▶ Task prompt
Tally the lines in the listing below that include "Output". Answer with the count and nothing more.

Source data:
---------------
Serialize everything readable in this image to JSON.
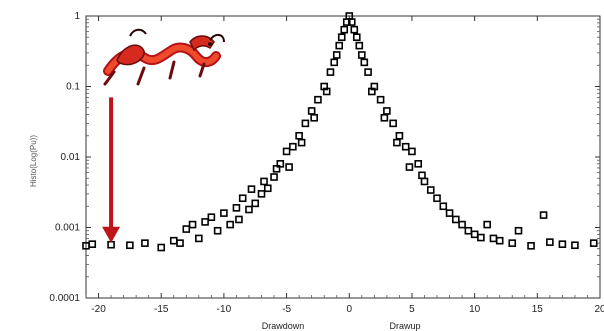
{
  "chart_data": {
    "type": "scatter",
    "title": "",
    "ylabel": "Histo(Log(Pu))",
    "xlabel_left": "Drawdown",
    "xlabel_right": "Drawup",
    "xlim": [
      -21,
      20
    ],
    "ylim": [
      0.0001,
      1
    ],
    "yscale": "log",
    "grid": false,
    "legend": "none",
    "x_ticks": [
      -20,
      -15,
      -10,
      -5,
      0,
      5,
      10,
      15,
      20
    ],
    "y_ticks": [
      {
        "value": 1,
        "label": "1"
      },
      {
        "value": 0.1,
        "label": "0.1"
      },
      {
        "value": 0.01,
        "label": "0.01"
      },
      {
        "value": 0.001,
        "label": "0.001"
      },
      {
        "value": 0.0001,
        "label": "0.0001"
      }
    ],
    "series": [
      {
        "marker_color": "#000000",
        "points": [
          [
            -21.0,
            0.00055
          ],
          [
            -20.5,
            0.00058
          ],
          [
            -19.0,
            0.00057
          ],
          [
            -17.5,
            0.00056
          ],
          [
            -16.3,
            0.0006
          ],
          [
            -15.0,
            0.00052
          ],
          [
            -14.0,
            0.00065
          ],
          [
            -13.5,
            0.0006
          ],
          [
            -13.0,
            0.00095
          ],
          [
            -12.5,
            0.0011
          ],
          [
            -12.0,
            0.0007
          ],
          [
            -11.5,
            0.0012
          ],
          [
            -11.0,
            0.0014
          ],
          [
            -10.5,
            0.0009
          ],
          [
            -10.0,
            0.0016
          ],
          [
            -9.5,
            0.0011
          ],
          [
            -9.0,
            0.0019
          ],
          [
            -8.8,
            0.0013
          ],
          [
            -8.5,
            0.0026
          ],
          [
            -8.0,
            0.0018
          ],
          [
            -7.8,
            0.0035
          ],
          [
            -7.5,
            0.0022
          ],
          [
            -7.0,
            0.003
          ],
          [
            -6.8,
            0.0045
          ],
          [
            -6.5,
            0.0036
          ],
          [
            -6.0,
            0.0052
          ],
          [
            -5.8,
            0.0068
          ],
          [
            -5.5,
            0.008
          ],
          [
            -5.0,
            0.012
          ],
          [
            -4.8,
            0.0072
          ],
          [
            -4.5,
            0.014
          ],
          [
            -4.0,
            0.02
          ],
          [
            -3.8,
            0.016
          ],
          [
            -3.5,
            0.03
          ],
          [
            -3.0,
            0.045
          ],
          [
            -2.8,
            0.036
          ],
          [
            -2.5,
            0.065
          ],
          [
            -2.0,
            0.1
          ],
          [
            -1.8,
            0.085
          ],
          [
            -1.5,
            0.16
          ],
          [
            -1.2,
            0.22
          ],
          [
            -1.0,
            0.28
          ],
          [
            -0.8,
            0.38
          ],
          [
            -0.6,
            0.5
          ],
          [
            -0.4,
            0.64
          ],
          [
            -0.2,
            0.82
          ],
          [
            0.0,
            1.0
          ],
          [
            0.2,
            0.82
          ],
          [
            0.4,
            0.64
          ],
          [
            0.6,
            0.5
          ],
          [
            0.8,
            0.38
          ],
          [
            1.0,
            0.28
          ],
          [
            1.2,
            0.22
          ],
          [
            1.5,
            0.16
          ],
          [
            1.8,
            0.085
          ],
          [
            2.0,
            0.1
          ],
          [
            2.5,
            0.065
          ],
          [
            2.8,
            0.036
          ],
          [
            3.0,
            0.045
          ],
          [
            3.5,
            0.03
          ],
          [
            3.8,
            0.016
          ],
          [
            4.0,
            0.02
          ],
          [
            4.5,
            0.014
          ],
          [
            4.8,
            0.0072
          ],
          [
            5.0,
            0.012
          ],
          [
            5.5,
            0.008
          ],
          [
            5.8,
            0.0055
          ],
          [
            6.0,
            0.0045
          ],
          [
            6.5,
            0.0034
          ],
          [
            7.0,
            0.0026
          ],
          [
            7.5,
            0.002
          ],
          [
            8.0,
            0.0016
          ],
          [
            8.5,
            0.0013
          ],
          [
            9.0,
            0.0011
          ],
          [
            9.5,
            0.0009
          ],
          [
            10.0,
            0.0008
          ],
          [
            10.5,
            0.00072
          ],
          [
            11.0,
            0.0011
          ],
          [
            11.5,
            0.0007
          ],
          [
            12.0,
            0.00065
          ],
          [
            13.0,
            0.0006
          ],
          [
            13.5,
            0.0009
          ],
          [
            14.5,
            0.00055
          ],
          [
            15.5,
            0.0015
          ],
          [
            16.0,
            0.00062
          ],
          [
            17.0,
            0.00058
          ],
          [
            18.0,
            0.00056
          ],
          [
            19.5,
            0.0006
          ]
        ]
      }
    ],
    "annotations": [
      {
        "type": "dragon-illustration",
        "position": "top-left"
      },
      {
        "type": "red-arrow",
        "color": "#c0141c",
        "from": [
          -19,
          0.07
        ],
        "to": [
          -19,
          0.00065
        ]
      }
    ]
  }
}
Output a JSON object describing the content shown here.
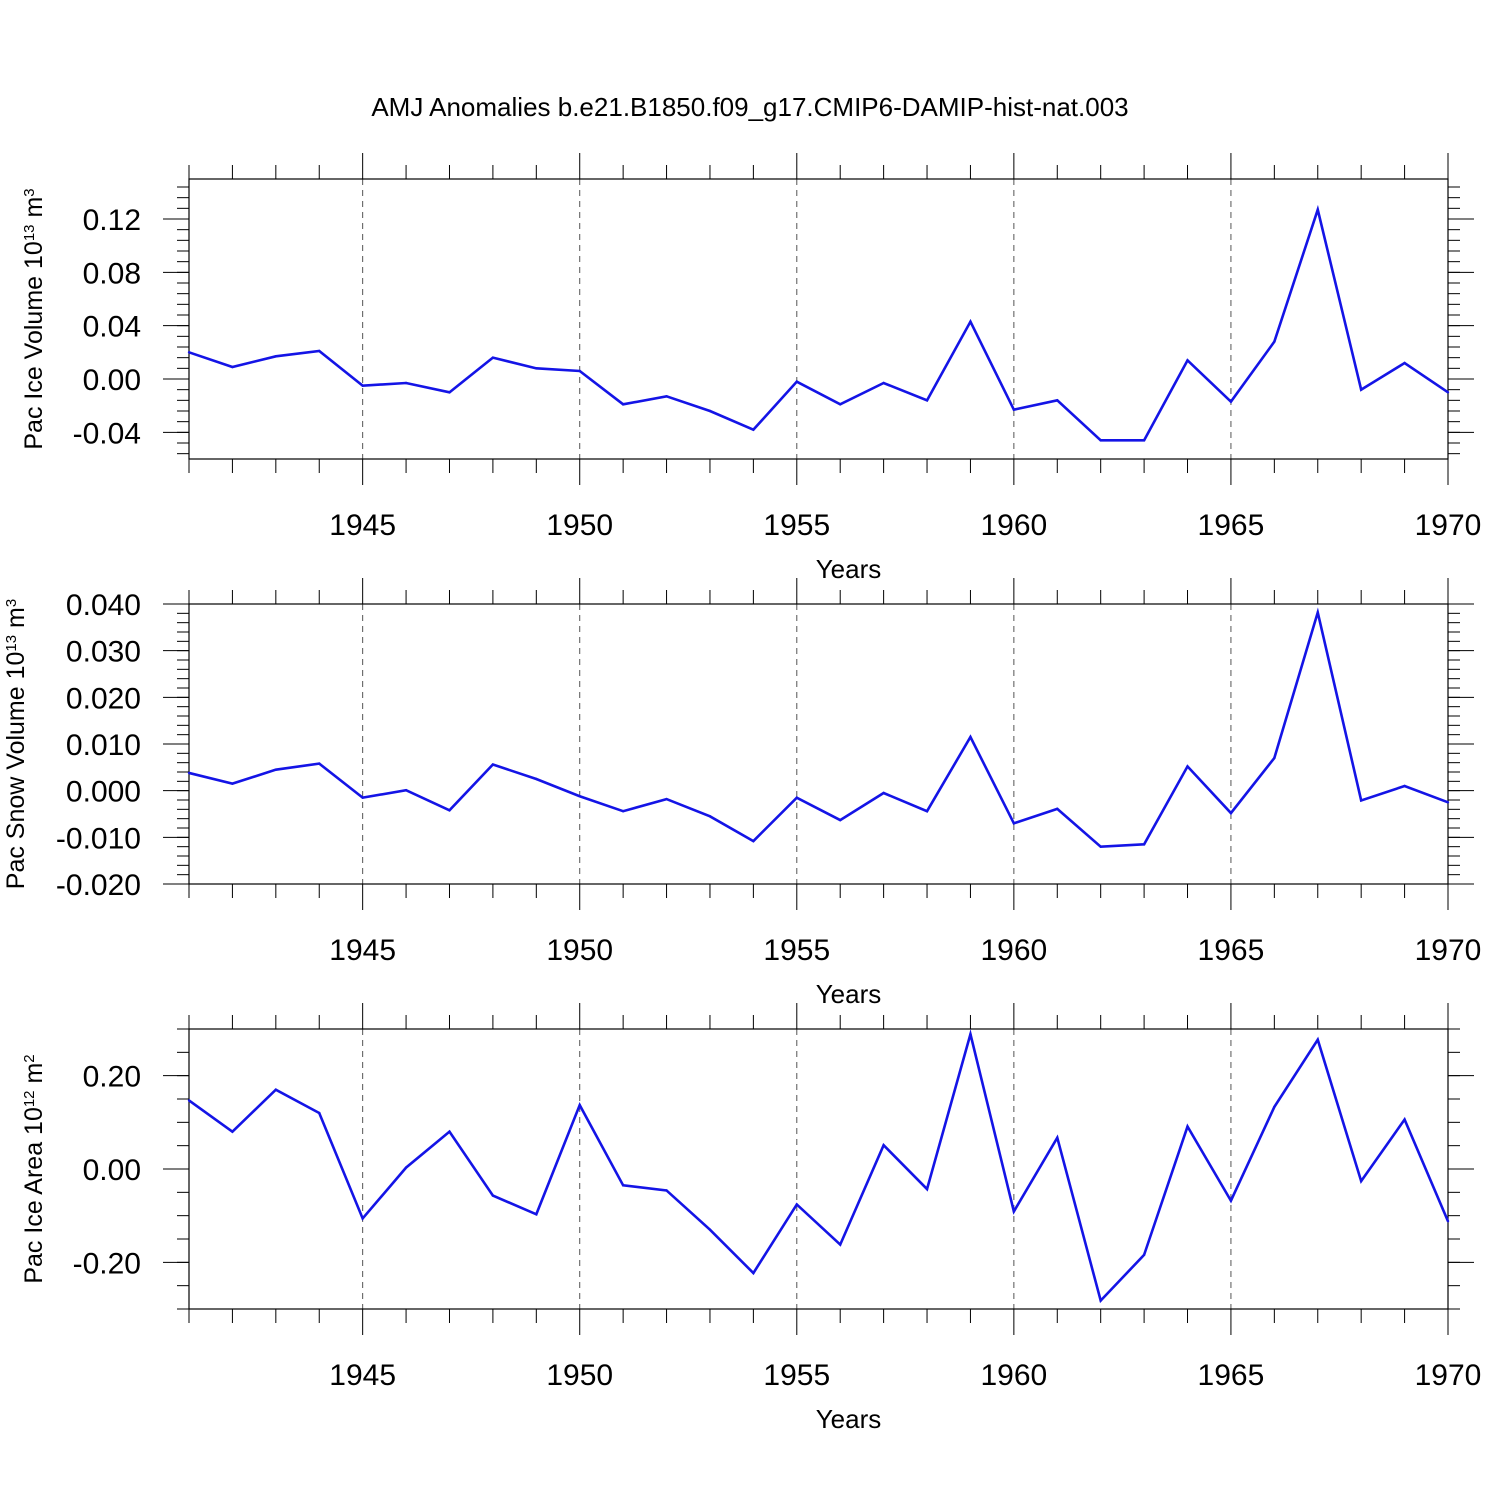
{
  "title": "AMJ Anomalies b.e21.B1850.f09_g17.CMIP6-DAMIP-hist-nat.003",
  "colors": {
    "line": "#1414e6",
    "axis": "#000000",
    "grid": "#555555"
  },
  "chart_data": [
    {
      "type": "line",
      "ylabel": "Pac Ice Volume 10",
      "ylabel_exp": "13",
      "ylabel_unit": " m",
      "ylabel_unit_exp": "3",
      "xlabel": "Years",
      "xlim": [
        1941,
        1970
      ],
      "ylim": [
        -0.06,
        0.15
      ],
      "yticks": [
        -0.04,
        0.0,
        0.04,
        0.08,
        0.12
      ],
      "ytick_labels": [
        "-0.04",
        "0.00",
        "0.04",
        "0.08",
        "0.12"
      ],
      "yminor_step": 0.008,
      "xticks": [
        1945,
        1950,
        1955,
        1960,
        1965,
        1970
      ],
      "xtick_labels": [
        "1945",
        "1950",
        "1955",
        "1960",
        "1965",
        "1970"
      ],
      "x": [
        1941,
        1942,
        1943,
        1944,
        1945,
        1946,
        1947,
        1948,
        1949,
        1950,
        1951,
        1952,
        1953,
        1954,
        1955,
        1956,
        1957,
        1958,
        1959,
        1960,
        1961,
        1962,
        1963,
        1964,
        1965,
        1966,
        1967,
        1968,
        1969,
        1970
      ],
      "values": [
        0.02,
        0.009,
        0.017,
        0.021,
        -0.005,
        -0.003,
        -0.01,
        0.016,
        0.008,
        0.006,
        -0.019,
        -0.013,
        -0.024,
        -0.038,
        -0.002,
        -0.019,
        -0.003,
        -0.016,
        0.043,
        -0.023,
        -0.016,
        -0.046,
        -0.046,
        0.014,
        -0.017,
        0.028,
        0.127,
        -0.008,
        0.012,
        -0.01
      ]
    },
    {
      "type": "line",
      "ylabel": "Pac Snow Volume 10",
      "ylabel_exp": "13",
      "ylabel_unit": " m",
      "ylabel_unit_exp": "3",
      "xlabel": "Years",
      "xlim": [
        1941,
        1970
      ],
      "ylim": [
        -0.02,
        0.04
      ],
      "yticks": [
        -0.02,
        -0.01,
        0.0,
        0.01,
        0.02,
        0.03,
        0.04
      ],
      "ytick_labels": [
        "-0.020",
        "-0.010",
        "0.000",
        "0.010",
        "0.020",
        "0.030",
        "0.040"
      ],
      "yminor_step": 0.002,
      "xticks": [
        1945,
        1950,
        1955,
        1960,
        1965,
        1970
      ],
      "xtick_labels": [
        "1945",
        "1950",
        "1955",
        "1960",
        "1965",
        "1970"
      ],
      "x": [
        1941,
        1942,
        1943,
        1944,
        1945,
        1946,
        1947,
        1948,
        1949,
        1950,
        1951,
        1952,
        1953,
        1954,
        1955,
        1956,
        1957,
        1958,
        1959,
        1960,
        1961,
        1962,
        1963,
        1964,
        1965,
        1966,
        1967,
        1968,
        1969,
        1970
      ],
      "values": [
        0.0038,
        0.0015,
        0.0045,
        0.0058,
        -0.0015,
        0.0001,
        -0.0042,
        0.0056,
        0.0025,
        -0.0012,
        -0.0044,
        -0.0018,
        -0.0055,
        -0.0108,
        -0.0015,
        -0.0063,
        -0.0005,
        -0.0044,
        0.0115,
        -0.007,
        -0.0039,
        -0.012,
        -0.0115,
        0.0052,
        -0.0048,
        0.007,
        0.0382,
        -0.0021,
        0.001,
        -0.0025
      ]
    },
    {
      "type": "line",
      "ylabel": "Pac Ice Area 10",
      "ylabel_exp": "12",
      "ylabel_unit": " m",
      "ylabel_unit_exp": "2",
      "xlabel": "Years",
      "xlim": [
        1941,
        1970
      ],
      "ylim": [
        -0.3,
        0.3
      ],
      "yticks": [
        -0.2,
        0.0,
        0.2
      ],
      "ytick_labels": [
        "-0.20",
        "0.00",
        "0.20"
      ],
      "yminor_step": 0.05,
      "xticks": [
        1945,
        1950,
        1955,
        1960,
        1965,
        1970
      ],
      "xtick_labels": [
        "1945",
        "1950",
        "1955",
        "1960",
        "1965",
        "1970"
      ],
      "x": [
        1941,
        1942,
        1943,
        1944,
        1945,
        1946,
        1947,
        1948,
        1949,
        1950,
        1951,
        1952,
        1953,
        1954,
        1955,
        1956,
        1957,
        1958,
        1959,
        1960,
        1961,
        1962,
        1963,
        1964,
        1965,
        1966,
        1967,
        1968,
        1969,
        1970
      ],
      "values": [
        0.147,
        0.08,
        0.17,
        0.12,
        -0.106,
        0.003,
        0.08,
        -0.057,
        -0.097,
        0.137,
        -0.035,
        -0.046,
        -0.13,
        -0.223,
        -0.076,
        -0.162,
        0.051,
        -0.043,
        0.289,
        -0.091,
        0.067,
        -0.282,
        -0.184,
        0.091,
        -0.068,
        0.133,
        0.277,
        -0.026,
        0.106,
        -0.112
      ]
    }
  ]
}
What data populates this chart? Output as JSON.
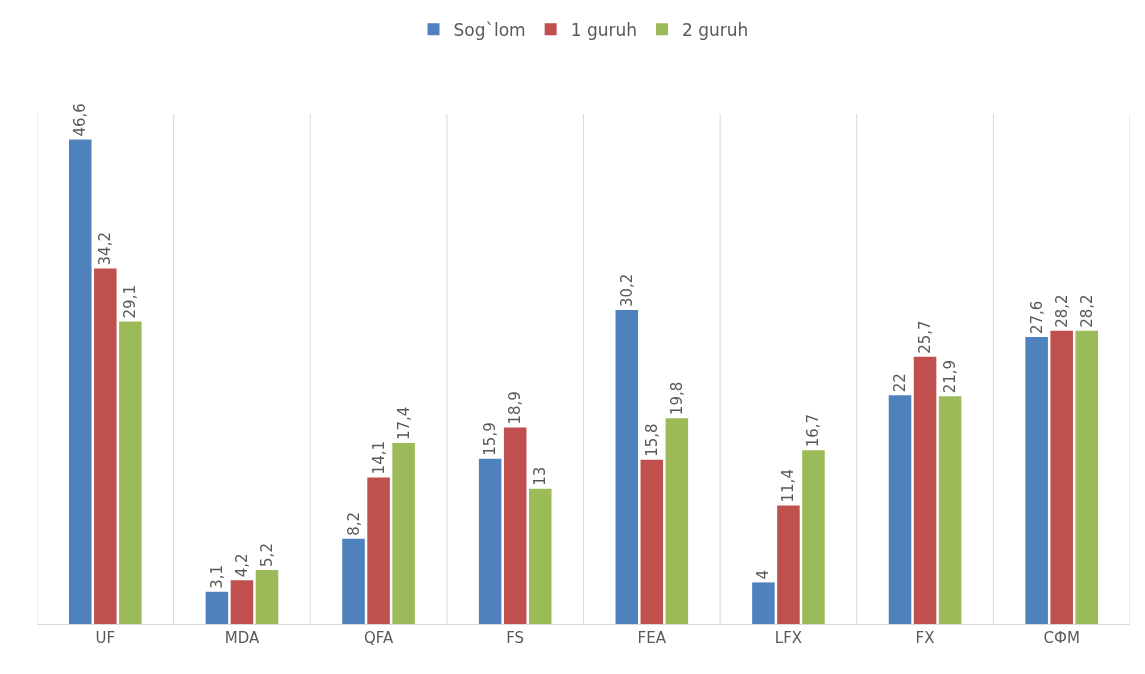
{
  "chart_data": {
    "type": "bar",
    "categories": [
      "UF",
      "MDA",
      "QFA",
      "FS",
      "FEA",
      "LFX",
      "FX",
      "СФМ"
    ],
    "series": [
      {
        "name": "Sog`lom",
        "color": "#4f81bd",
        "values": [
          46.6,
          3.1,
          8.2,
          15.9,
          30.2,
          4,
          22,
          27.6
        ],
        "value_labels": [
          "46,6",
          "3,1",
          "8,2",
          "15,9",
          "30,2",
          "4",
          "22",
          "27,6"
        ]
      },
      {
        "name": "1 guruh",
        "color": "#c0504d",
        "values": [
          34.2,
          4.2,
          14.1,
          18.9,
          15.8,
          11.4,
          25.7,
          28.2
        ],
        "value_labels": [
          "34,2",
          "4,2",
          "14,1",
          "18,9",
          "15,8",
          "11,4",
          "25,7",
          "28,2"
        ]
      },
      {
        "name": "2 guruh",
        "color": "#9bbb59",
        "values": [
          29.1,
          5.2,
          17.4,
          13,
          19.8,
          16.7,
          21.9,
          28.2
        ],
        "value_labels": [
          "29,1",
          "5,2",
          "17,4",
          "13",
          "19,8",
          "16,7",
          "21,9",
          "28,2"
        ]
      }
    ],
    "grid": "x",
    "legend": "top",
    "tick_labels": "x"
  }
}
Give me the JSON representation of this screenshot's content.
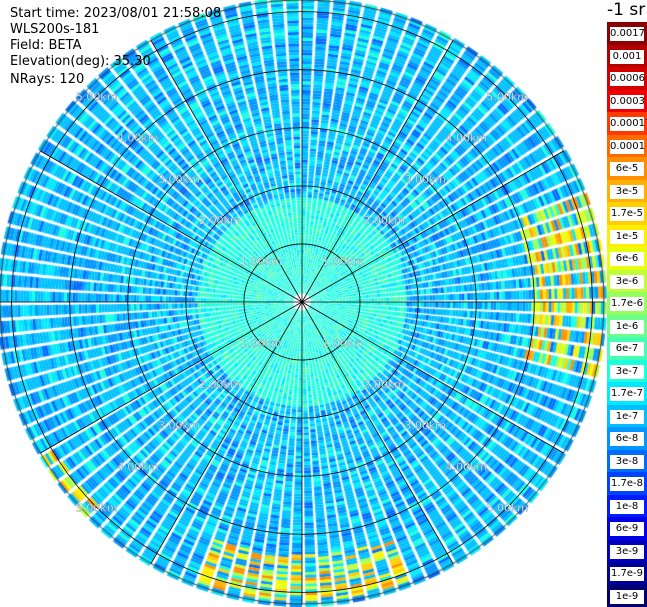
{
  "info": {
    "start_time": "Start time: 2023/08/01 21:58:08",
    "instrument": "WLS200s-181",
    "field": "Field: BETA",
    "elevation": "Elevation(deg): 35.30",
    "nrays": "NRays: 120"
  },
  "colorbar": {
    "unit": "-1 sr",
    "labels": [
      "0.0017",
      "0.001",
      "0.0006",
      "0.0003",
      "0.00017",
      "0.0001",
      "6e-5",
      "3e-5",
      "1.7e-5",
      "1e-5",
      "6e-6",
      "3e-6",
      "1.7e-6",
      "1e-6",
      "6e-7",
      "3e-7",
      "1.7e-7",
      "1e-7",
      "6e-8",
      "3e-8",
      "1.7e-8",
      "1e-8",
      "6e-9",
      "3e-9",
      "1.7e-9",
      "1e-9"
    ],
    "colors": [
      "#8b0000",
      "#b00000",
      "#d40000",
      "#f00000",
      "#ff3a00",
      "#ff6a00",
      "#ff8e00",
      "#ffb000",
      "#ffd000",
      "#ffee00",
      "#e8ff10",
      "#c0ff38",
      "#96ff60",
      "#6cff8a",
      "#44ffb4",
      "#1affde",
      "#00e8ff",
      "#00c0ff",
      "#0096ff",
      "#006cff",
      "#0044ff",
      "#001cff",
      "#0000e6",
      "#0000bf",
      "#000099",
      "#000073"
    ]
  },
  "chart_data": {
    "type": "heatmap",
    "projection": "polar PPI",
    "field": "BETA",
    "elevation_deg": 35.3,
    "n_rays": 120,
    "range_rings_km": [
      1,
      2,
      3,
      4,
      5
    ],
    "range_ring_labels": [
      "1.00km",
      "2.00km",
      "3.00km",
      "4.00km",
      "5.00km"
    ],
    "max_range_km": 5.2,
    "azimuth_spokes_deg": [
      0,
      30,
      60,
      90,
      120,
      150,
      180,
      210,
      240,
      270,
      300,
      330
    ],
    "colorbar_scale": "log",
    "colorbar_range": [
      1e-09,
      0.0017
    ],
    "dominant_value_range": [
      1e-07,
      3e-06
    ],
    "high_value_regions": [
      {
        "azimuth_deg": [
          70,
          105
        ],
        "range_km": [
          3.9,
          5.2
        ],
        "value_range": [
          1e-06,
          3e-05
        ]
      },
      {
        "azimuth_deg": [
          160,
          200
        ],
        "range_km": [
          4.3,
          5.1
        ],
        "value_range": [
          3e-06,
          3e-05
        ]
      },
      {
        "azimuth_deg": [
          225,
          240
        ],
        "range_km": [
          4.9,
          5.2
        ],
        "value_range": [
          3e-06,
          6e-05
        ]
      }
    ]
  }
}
---------------
▶ Written response
2